A block of data
[START]

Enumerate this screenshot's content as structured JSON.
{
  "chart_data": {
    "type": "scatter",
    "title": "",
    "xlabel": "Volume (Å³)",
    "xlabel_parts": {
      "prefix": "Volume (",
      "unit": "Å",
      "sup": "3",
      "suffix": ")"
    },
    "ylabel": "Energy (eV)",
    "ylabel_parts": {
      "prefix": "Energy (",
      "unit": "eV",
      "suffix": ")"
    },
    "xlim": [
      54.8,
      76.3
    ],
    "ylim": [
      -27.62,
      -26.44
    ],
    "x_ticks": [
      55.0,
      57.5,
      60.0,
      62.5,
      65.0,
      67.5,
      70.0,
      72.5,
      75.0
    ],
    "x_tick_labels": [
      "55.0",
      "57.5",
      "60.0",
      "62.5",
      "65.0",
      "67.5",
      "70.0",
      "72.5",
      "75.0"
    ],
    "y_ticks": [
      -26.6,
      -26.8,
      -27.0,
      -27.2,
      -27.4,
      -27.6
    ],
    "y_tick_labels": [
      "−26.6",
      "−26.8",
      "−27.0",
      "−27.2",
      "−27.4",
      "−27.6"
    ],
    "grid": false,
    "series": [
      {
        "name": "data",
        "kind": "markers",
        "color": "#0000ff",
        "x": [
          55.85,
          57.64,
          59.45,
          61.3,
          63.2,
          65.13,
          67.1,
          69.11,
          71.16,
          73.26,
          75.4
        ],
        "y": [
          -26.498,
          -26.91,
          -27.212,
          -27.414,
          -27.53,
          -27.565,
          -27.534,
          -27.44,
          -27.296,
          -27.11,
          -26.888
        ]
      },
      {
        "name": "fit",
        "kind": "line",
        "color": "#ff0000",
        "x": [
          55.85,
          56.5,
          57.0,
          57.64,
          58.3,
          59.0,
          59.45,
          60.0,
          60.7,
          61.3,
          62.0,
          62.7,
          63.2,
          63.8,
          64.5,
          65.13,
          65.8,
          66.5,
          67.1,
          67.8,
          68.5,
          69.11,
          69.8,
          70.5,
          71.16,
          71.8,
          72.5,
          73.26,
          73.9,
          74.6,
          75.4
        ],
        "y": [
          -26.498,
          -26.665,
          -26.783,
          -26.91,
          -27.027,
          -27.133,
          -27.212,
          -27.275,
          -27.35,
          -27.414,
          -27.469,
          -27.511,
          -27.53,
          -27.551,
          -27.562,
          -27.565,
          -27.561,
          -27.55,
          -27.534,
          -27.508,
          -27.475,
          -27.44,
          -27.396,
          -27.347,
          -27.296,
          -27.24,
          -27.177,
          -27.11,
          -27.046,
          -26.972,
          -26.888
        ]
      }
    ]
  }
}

[END]

Directions:
Could you reproduce every record above exactly as it appears?

Reply to the exercise:
Enumerate this screenshot's content as structured JSON.
{
  "chart_data": {
    "type": "scatter",
    "title": "",
    "xlabel": "Volume (Å³)",
    "xlabel_parts": {
      "prefix": "Volume (",
      "unit": "Å",
      "sup": "3",
      "suffix": ")"
    },
    "ylabel": "Energy (eV)",
    "ylabel_parts": {
      "prefix": "Energy (",
      "unit": "eV",
      "suffix": ")"
    },
    "xlim": [
      54.8,
      76.3
    ],
    "ylim": [
      -27.62,
      -26.44
    ],
    "x_ticks": [
      55.0,
      57.5,
      60.0,
      62.5,
      65.0,
      67.5,
      70.0,
      72.5,
      75.0
    ],
    "x_tick_labels": [
      "55.0",
      "57.5",
      "60.0",
      "62.5",
      "65.0",
      "67.5",
      "70.0",
      "72.5",
      "75.0"
    ],
    "y_ticks": [
      -26.6,
      -26.8,
      -27.0,
      -27.2,
      -27.4,
      -27.6
    ],
    "y_tick_labels": [
      "−26.6",
      "−26.8",
      "−27.0",
      "−27.2",
      "−27.4",
      "−27.6"
    ],
    "grid": false,
    "series": [
      {
        "name": "data",
        "kind": "markers",
        "color": "#0000ff",
        "x": [
          55.85,
          57.64,
          59.45,
          61.3,
          63.2,
          65.13,
          67.1,
          69.11,
          71.16,
          73.26,
          75.4
        ],
        "y": [
          -26.498,
          -26.91,
          -27.212,
          -27.414,
          -27.53,
          -27.565,
          -27.534,
          -27.44,
          -27.296,
          -27.11,
          -26.888
        ]
      },
      {
        "name": "fit",
        "kind": "line",
        "color": "#ff0000",
        "x": [
          55.85,
          56.5,
          57.0,
          57.64,
          58.3,
          59.0,
          59.45,
          60.0,
          60.7,
          61.3,
          62.0,
          62.7,
          63.2,
          63.8,
          64.5,
          65.13,
          65.8,
          66.5,
          67.1,
          67.8,
          68.5,
          69.11,
          69.8,
          70.5,
          71.16,
          71.8,
          72.5,
          73.26,
          73.9,
          74.6,
          75.4
        ],
        "y": [
          -26.498,
          -26.665,
          -26.783,
          -26.91,
          -27.027,
          -27.133,
          -27.212,
          -27.275,
          -27.35,
          -27.414,
          -27.469,
          -27.511,
          -27.53,
          -27.551,
          -27.562,
          -27.565,
          -27.561,
          -27.55,
          -27.534,
          -27.508,
          -27.475,
          -27.44,
          -27.396,
          -27.347,
          -27.296,
          -27.24,
          -27.177,
          -27.11,
          -27.046,
          -26.972,
          -26.888
        ]
      }
    ]
  }
}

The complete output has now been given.